**Supplied data**

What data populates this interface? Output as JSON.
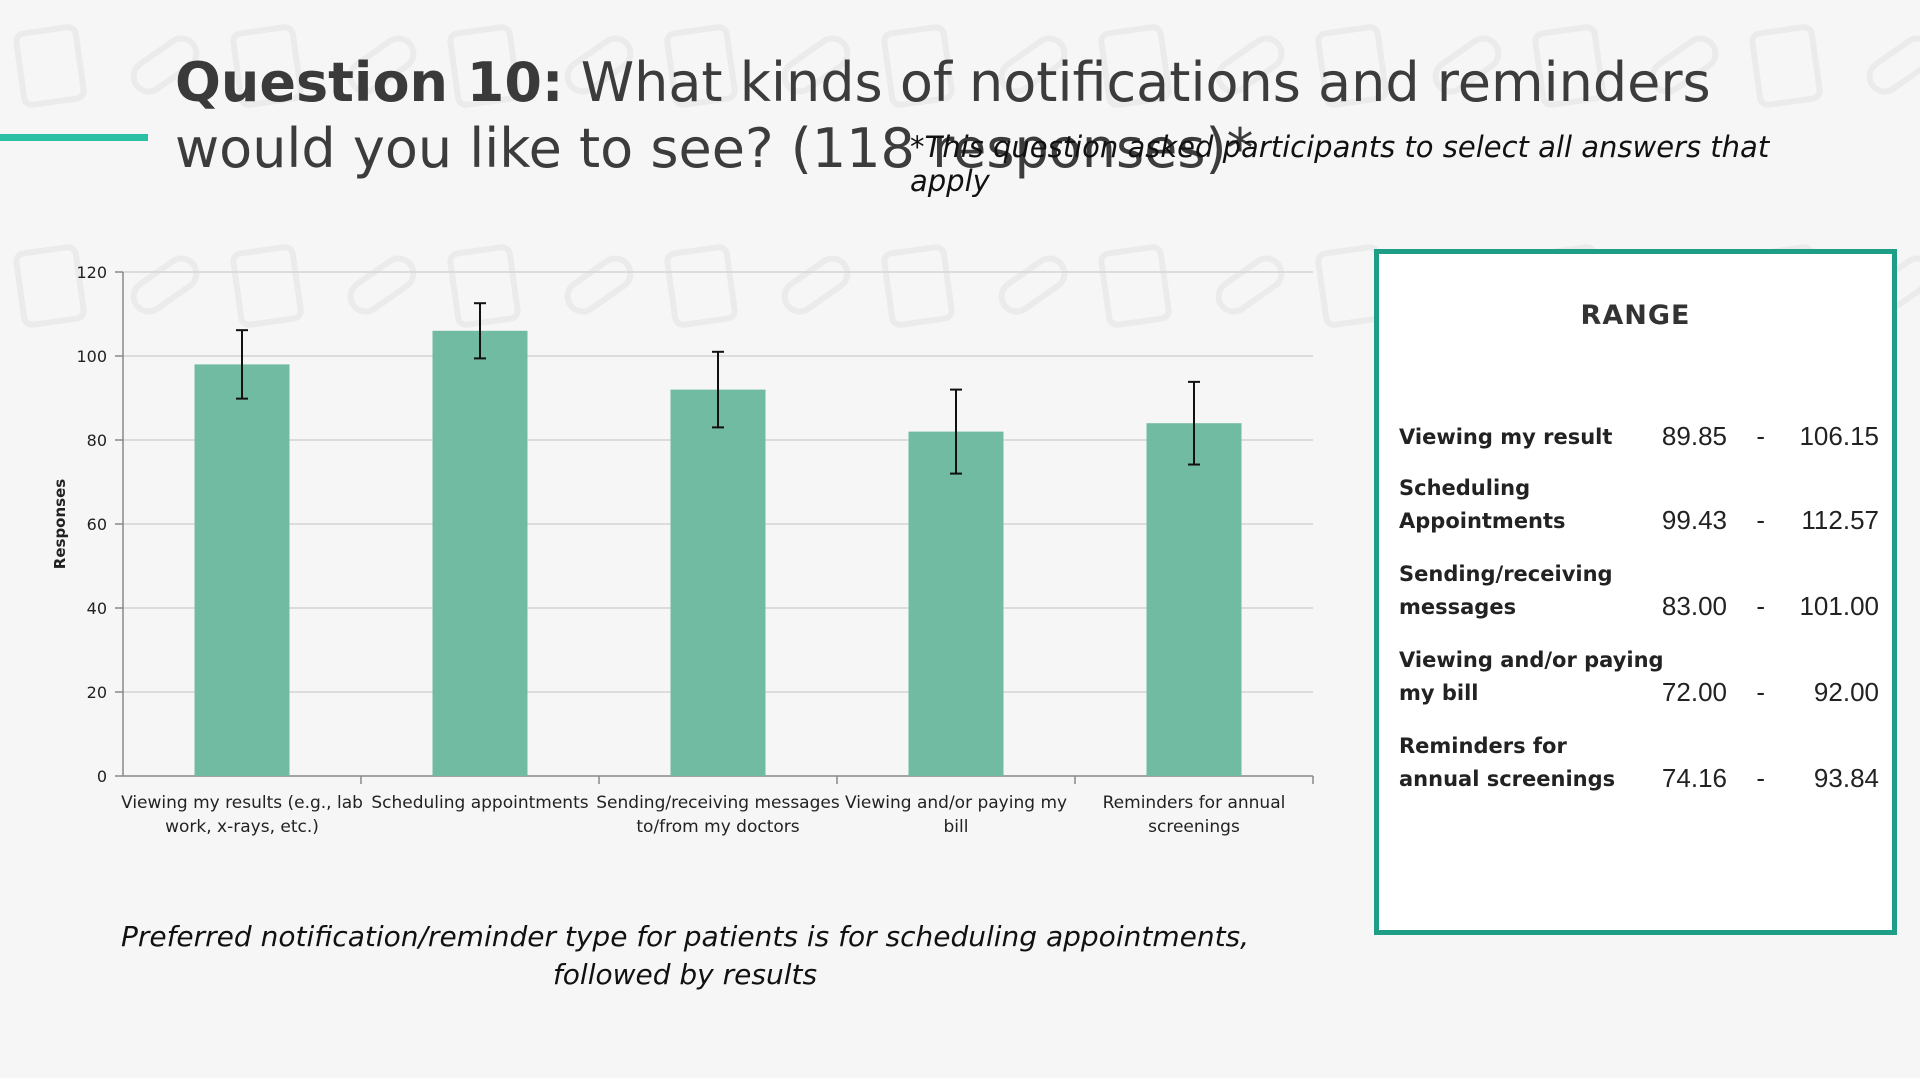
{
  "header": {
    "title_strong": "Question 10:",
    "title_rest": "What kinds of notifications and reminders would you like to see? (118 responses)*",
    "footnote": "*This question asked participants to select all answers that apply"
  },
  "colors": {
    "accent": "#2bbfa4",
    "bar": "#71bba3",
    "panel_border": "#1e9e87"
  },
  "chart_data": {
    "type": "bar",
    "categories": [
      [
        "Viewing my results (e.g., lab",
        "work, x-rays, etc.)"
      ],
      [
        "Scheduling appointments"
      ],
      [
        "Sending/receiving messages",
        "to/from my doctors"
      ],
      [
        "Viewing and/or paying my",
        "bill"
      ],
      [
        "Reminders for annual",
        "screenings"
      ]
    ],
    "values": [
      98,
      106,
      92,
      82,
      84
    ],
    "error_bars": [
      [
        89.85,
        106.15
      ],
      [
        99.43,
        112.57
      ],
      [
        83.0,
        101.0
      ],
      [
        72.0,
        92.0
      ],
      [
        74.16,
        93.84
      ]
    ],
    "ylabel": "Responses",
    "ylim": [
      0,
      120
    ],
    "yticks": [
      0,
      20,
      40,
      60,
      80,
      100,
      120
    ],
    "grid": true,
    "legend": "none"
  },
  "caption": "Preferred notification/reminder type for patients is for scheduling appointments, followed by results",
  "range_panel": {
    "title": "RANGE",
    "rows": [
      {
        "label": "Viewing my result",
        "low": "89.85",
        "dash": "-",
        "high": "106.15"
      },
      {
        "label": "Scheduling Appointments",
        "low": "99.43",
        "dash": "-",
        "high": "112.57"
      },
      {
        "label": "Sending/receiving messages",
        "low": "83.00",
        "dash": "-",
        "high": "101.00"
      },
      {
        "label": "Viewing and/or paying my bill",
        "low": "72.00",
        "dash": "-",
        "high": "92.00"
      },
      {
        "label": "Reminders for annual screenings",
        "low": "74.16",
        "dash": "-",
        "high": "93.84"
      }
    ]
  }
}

---

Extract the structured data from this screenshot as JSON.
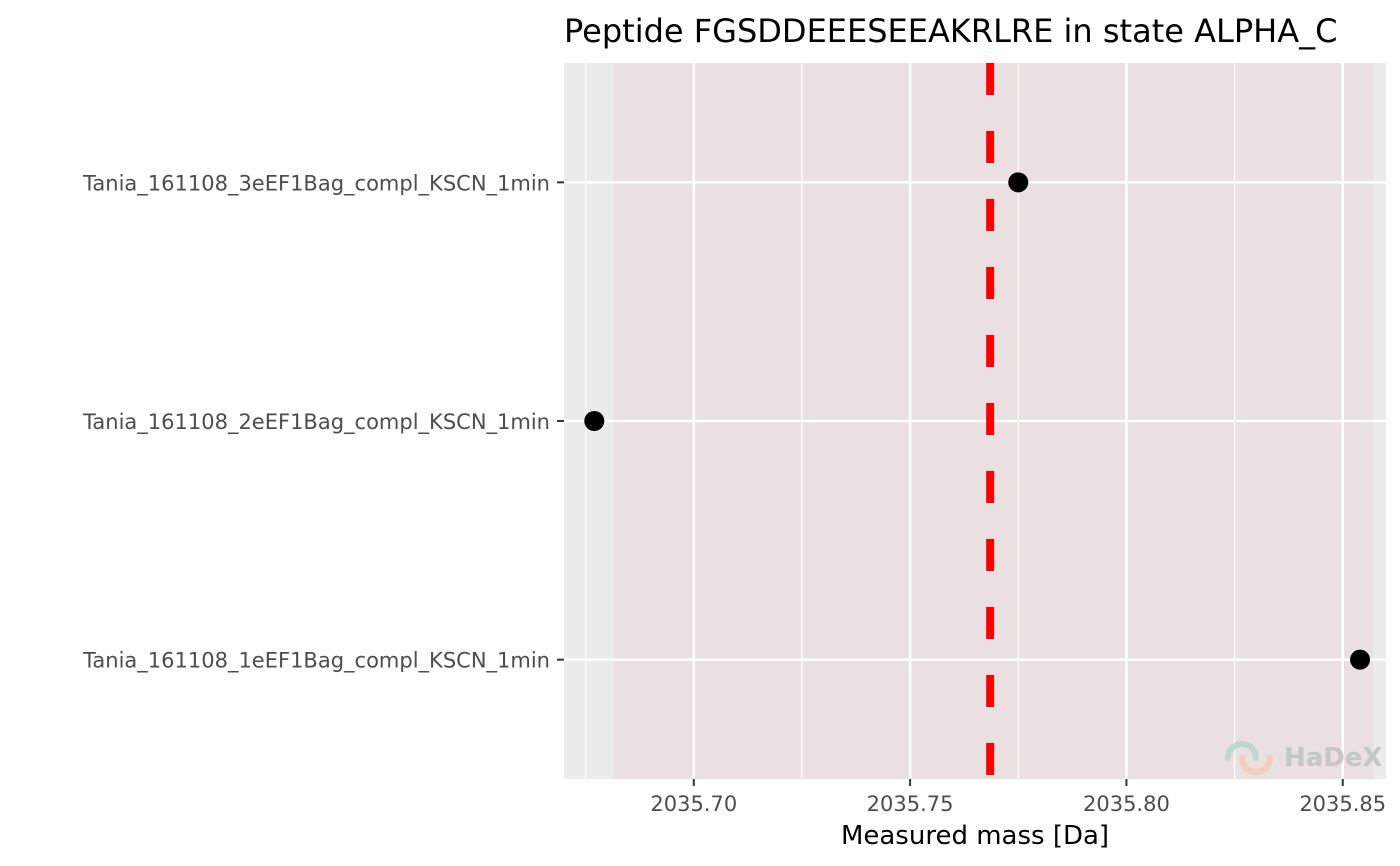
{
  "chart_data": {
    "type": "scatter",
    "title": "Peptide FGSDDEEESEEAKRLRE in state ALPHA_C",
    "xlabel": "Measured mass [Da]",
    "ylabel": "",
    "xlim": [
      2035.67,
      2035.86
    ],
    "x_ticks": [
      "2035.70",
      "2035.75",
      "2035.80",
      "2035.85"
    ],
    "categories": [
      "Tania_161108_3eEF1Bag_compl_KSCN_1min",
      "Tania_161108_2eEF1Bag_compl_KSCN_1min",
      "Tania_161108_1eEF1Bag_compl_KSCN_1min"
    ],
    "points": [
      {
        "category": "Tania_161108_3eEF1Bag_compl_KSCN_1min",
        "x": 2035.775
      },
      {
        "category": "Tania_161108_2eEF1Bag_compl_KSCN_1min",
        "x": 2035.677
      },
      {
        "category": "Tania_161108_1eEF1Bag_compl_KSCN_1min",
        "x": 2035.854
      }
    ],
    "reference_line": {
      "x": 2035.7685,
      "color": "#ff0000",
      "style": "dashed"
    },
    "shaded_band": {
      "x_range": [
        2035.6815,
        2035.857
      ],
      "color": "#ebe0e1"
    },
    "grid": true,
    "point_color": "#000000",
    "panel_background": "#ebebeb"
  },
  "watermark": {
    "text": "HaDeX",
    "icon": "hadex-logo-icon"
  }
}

**What is needed**
Filter the listing above by the word "screenings"; copy each line that passes.

**Result for this task**
        "screenings"
        "label": "Reminders for annual screenings",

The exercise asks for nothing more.